▶ Exercise goal
Write out the material exactly. Do not include the pictures.
--------
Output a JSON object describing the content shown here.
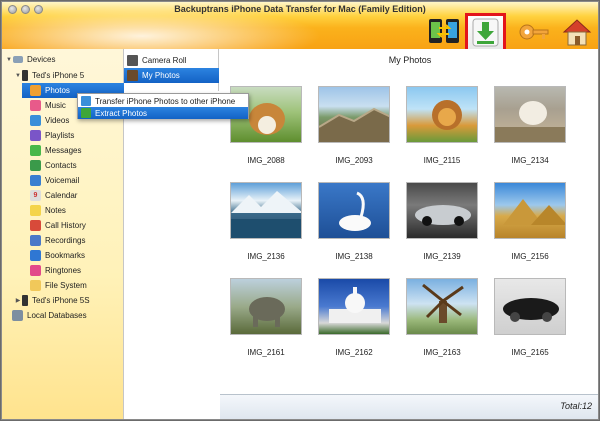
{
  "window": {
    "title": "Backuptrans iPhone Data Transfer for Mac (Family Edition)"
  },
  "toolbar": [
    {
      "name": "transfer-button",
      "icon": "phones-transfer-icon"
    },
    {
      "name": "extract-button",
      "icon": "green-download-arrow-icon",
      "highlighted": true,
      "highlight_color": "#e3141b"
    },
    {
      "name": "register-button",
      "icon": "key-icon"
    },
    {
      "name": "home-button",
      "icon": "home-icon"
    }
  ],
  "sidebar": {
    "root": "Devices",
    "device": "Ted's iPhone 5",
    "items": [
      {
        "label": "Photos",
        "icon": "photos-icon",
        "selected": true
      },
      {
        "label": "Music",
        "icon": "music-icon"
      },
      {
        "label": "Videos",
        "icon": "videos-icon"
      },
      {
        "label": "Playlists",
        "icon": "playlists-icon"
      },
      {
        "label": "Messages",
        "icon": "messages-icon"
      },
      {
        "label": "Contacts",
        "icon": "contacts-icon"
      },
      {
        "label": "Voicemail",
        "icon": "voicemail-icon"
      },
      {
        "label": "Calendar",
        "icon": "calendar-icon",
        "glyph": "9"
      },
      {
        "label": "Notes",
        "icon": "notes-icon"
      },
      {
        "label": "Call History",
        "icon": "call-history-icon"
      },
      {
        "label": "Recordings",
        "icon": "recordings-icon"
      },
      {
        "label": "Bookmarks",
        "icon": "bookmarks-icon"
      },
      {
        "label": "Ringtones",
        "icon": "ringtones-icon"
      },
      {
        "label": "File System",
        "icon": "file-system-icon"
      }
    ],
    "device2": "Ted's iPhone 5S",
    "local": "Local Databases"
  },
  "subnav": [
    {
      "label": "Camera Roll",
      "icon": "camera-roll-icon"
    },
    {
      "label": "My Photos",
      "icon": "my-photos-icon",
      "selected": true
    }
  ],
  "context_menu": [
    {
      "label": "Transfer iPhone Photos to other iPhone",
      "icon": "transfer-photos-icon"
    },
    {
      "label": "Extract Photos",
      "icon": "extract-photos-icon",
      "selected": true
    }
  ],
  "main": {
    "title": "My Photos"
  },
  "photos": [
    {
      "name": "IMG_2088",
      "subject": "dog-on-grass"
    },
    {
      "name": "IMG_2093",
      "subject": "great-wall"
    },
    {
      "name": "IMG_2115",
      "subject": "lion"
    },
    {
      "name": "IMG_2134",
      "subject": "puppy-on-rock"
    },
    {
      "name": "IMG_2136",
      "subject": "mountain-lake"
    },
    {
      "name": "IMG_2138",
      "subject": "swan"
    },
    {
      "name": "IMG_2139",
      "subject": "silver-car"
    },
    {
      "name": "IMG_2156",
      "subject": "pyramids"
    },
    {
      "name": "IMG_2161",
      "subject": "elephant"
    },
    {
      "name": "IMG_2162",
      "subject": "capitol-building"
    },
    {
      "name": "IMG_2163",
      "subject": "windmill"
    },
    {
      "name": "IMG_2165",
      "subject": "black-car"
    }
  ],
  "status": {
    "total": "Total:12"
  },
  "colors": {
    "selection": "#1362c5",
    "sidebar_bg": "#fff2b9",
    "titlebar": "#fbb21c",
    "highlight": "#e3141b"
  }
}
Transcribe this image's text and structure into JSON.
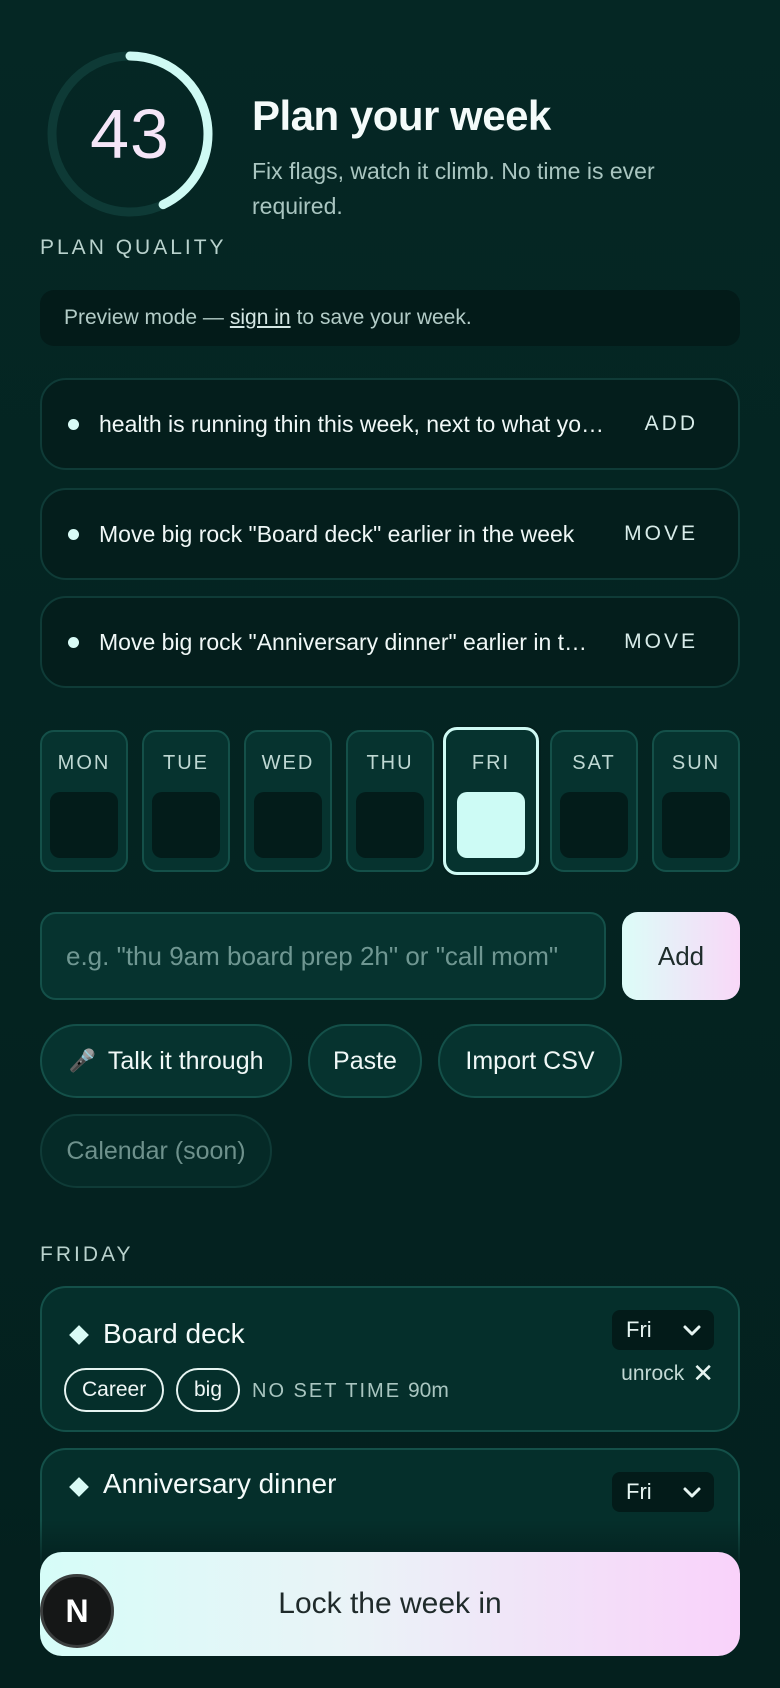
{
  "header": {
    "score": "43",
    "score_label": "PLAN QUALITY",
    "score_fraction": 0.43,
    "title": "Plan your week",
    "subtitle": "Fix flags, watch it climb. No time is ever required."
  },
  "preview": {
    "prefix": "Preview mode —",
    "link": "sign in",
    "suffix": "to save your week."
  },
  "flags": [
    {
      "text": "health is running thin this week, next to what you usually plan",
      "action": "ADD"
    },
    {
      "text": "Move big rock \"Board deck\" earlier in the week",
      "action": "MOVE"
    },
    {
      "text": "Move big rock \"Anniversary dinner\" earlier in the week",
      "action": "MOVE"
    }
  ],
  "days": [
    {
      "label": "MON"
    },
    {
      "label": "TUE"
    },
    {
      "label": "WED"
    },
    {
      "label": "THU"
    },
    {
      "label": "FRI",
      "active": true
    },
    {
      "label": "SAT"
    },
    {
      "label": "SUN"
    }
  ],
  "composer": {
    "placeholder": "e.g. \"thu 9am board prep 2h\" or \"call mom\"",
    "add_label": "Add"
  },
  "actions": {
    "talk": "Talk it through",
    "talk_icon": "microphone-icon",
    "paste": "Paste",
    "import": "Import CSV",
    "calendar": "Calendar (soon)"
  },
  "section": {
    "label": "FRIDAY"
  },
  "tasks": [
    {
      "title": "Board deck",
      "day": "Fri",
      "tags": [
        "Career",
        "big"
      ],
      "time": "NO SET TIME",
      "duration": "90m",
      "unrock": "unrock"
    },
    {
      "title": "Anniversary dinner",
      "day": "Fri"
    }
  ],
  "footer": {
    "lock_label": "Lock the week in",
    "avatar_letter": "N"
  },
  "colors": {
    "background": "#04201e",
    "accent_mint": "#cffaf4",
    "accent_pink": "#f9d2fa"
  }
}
--------
▶ Answer for the task
Output a JSON object describing the content shown here.
{
  "window": {
    "title": "Backuptrans iPhone Data Transfer for Mac (Family Edition)"
  },
  "toolbar": [
    {
      "name": "transfer-button",
      "icon": "phones-transfer-icon"
    },
    {
      "name": "extract-button",
      "icon": "green-download-arrow-icon",
      "highlighted": true,
      "highlight_color": "#e3141b"
    },
    {
      "name": "register-button",
      "icon": "key-icon"
    },
    {
      "name": "home-button",
      "icon": "home-icon"
    }
  ],
  "sidebar": {
    "root": "Devices",
    "device": "Ted's iPhone 5",
    "items": [
      {
        "label": "Photos",
        "icon": "photos-icon",
        "selected": true
      },
      {
        "label": "Music",
        "icon": "music-icon"
      },
      {
        "label": "Videos",
        "icon": "videos-icon"
      },
      {
        "label": "Playlists",
        "icon": "playlists-icon"
      },
      {
        "label": "Messages",
        "icon": "messages-icon"
      },
      {
        "label": "Contacts",
        "icon": "contacts-icon"
      },
      {
        "label": "Voicemail",
        "icon": "voicemail-icon"
      },
      {
        "label": "Calendar",
        "icon": "calendar-icon",
        "glyph": "9"
      },
      {
        "label": "Notes",
        "icon": "notes-icon"
      },
      {
        "label": "Call History",
        "icon": "call-history-icon"
      },
      {
        "label": "Recordings",
        "icon": "recordings-icon"
      },
      {
        "label": "Bookmarks",
        "icon": "bookmarks-icon"
      },
      {
        "label": "Ringtones",
        "icon": "ringtones-icon"
      },
      {
        "label": "File System",
        "icon": "file-system-icon"
      }
    ],
    "device2": "Ted's iPhone 5S",
    "local": "Local Databases"
  },
  "subnav": [
    {
      "label": "Camera Roll",
      "icon": "camera-roll-icon"
    },
    {
      "label": "My Photos",
      "icon": "my-photos-icon",
      "selected": true
    }
  ],
  "context_menu": [
    {
      "label": "Transfer iPhone Photos to other iPhone",
      "icon": "transfer-photos-icon"
    },
    {
      "label": "Extract Photos",
      "icon": "extract-photos-icon",
      "selected": true
    }
  ],
  "main": {
    "title": "My Photos"
  },
  "photos": [
    {
      "name": "IMG_2088",
      "subject": "dog-on-grass"
    },
    {
      "name": "IMG_2093",
      "subject": "great-wall"
    },
    {
      "name": "IMG_2115",
      "subject": "lion"
    },
    {
      "name": "IMG_2134",
      "subject": "puppy-on-rock"
    },
    {
      "name": "IMG_2136",
      "subject": "mountain-lake"
    },
    {
      "name": "IMG_2138",
      "subject": "swan"
    },
    {
      "name": "IMG_2139",
      "subject": "silver-car"
    },
    {
      "name": "IMG_2156",
      "subject": "pyramids"
    },
    {
      "name": "IMG_2161",
      "subject": "elephant"
    },
    {
      "name": "IMG_2162",
      "subject": "capitol-building"
    },
    {
      "name": "IMG_2163",
      "subject": "windmill"
    },
    {
      "name": "IMG_2165",
      "subject": "black-car"
    }
  ],
  "status": {
    "total": "Total:12"
  },
  "colors": {
    "selection": "#1362c5",
    "sidebar_bg": "#fff2b9",
    "titlebar": "#fbb21c",
    "highlight": "#e3141b"
  }
}
Transcribe this image's text and structure into JSON.
{
  "header": {
    "score": "43",
    "score_label": "PLAN QUALITY",
    "score_fraction": 0.43,
    "title": "Plan your week",
    "subtitle": "Fix flags, watch it climb. No time is ever required."
  },
  "preview": {
    "prefix": "Preview mode —",
    "link": "sign in",
    "suffix": "to save your week."
  },
  "flags": [
    {
      "text": "health is running thin this week, next to what you usually plan",
      "action": "ADD"
    },
    {
      "text": "Move big rock \"Board deck\" earlier in the week",
      "action": "MOVE"
    },
    {
      "text": "Move big rock \"Anniversary dinner\" earlier in the week",
      "action": "MOVE"
    }
  ],
  "days": [
    {
      "label": "MON"
    },
    {
      "label": "TUE"
    },
    {
      "label": "WED"
    },
    {
      "label": "THU"
    },
    {
      "label": "FRI",
      "active": true
    },
    {
      "label": "SAT"
    },
    {
      "label": "SUN"
    }
  ],
  "composer": {
    "placeholder": "e.g. \"thu 9am board prep 2h\" or \"call mom\"",
    "add_label": "Add"
  },
  "actions": {
    "talk": "Talk it through",
    "talk_icon": "microphone-icon",
    "paste": "Paste",
    "import": "Import CSV",
    "calendar": "Calendar (soon)"
  },
  "section": {
    "label": "FRIDAY"
  },
  "tasks": [
    {
      "title": "Board deck",
      "day": "Fri",
      "tags": [
        "Career",
        "big"
      ],
      "time": "NO SET TIME",
      "duration": "90m",
      "unrock": "unrock"
    },
    {
      "title": "Anniversary dinner",
      "day": "Fri"
    }
  ],
  "footer": {
    "lock_label": "Lock the week in",
    "avatar_letter": "N"
  },
  "colors": {
    "background": "#04201e",
    "accent_mint": "#cffaf4",
    "accent_pink": "#f9d2fa"
  }
}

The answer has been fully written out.